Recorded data
⟨
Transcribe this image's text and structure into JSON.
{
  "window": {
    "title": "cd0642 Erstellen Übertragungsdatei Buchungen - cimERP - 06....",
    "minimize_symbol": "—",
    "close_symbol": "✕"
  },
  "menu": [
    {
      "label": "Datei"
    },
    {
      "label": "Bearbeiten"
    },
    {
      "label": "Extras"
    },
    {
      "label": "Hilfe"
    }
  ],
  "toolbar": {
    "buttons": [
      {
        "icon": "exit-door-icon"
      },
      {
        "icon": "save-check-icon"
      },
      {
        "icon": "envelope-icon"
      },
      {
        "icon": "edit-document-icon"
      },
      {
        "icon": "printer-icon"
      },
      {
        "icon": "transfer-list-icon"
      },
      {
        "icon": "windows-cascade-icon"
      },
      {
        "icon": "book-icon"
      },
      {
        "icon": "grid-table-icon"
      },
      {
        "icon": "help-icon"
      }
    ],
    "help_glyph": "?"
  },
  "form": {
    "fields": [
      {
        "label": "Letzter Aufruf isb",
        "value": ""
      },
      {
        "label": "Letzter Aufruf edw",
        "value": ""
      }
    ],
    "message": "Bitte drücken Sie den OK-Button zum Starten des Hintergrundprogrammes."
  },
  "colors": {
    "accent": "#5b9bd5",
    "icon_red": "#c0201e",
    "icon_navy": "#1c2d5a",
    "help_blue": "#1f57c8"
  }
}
⟩
What you have to do » Write out all the lines again, exactly as they are.

Solved exercise »
Transcribe this image's text and structure into JSON.
{
  "window": {
    "title": "cd0642 Erstellen Übertragungsdatei Buchungen - cimERP - 06....",
    "minimize_symbol": "—",
    "close_symbol": "✕"
  },
  "menu": [
    {
      "label": "Datei"
    },
    {
      "label": "Bearbeiten"
    },
    {
      "label": "Extras"
    },
    {
      "label": "Hilfe"
    }
  ],
  "toolbar": {
    "buttons": [
      {
        "icon": "exit-door-icon"
      },
      {
        "icon": "save-check-icon"
      },
      {
        "icon": "envelope-icon"
      },
      {
        "icon": "edit-document-icon"
      },
      {
        "icon": "printer-icon"
      },
      {
        "icon": "transfer-list-icon"
      },
      {
        "icon": "windows-cascade-icon"
      },
      {
        "icon": "book-icon"
      },
      {
        "icon": "grid-table-icon"
      },
      {
        "icon": "help-icon"
      }
    ],
    "help_glyph": "?"
  },
  "form": {
    "fields": [
      {
        "label": "Letzter Aufruf isb",
        "value": ""
      },
      {
        "label": "Letzter Aufruf edw",
        "value": ""
      }
    ],
    "message": "Bitte drücken Sie den OK-Button zum Starten des Hintergrundprogrammes."
  },
  "colors": {
    "accent": "#5b9bd5",
    "icon_red": "#c0201e",
    "icon_navy": "#1c2d5a",
    "help_blue": "#1f57c8"
  }
}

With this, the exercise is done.